## [DIRECTIONS]
Write out every entry word for word.
[START OF TASK MATERIAL]
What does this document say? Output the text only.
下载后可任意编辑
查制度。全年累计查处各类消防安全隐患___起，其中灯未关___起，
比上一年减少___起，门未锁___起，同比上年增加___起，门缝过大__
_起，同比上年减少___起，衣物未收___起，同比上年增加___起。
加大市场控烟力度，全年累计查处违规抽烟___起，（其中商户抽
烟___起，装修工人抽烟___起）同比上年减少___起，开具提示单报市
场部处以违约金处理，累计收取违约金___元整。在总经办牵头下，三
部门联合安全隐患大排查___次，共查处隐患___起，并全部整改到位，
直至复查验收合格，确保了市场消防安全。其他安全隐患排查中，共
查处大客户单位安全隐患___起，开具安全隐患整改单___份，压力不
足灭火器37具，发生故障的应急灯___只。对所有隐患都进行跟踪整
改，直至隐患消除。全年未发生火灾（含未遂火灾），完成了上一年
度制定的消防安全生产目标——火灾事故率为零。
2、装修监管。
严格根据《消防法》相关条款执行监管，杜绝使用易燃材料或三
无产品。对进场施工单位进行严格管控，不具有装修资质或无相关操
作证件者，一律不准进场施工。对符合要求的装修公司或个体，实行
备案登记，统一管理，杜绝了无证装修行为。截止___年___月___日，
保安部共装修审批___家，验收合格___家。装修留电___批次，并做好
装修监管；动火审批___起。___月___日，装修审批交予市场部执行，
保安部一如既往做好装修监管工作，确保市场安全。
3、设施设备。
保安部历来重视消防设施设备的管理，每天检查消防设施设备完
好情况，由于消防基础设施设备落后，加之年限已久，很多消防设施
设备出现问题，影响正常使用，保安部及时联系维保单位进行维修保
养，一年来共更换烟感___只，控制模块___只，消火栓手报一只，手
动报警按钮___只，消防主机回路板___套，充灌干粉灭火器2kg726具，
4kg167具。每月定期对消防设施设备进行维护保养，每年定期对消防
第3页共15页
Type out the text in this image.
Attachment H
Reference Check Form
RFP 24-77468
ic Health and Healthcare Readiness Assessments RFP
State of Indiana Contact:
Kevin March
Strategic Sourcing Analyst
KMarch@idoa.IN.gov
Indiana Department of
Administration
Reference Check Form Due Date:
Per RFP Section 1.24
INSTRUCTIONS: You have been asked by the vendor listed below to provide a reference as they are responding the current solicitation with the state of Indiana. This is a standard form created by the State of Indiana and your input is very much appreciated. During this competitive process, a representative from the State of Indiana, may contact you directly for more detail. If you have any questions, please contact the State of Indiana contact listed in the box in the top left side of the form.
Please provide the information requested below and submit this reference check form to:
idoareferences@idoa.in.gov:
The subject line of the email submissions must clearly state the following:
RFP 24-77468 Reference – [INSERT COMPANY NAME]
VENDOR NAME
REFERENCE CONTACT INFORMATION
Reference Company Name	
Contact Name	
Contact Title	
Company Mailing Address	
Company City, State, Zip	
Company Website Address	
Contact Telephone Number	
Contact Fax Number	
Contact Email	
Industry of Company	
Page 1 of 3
[END OF TASK MATERIAL]
## [SOLUTION FOR THIS TASK]
What does this document say? Output the text only.
下载后可任意编辑
查制度。全年累计查处各类消防安全隐患___起，其中灯未关___起，
比上一年减少___起，门未锁___起，同比上年增加___起，门缝过大__
_起，同比上年减少___起，衣物未收___起，同比上年增加___起。
加大市场控烟力度，全年累计查处违规抽烟___起，（其中商户抽
烟___起，装修工人抽烟___起）同比上年减少___起，开具提示单报市
场部处以违约金处理，累计收取违约金___元整。在总经办牵头下，三
部门联合安全隐患大排查___次，共查处隐患___起，并全部整改到位，
直至复查验收合格，确保了市场消防安全。其他安全隐患排查中，共
查处大客户单位安全隐患___起，开具安全隐患整改单___份，压力不
足灭火器37具，发生故障的应急灯___只。对所有隐患都进行跟踪整
改，直至隐患消除。全年未发生火灾（含未遂火灾），完成了上一年
度制定的消防安全生产目标——火灾事故率为零。
2、装修监管。
严格根据《消防法》相关条款执行监管，杜绝使用易燃材料或三
无产品。对进场施工单位进行严格管控，不具有装修资质或无相关操
作证件者，一律不准进场施工。对符合要求的装修公司或个体，实行
备案登记，统一管理，杜绝了无证装修行为。截止___年___月___日，
保安部共装修审批___家，验收合格___家。装修留电___批次，并做好
装修监管；动火审批___起。___月___日，装修审批交予市场部执行，
保安部一如既往做好装修监管工作，确保市场安全。
3、设施设备。
保安部历来重视消防设施设备的管理，每天检查消防设施设备完
好情况，由于消防基础设施设备落后，加之年限已久，很多消防设施
设备出现问题，影响正常使用，保安部及时联系维保单位进行维修保
养，一年来共更换烟感___只，控制模块___只，消火栓手报一只，手
动报警按钮___只，消防主机回路板___套，充灌干粉灭火器2kg726具，
4kg167具。每月定期对消防设施设备进行维护保养，每年定期对消防
第3页共15页
Type out the text in this image.
Attachment H
Reference Check Form
RFP 24-77468
ic Health and Healthcare Readiness Assessments RFP
State of Indiana Contact:
Kevin March
Strategic Sourcing Analyst
KMarch@idoa.IN.gov
Indiana Department of
Administration
Reference Check Form Due Date:
Per RFP Section 1.24
INSTRUCTIONS: You have been asked by the vendor listed below to provide a reference as they are responding the current solicitation with the state of Indiana. This is a standard form created by the State of Indiana and your input is very much appreciated. During this competitive process, a representative from the State of Indiana, may contact you directly for more detail. If you have any questions, please contact the State of Indiana contact listed in the box in the top left side of the form.
Please provide the information requested below and submit this reference check form to:
idoareferences@idoa.in.gov:
The subject line of the email submissions must clearly state the following:
RFP 24-77468 Reference – [INSERT COMPANY NAME]
VENDOR NAME
REFERENCE CONTACT INFORMATION
Reference Company Name	
Contact Name	
Contact Title	
Company Mailing Address	
Company City, State, Zip	
Company Website Address	
Contact Telephone Number	
Contact Fax Number	
Contact Email	
Industry of Company	
Page 1 of 3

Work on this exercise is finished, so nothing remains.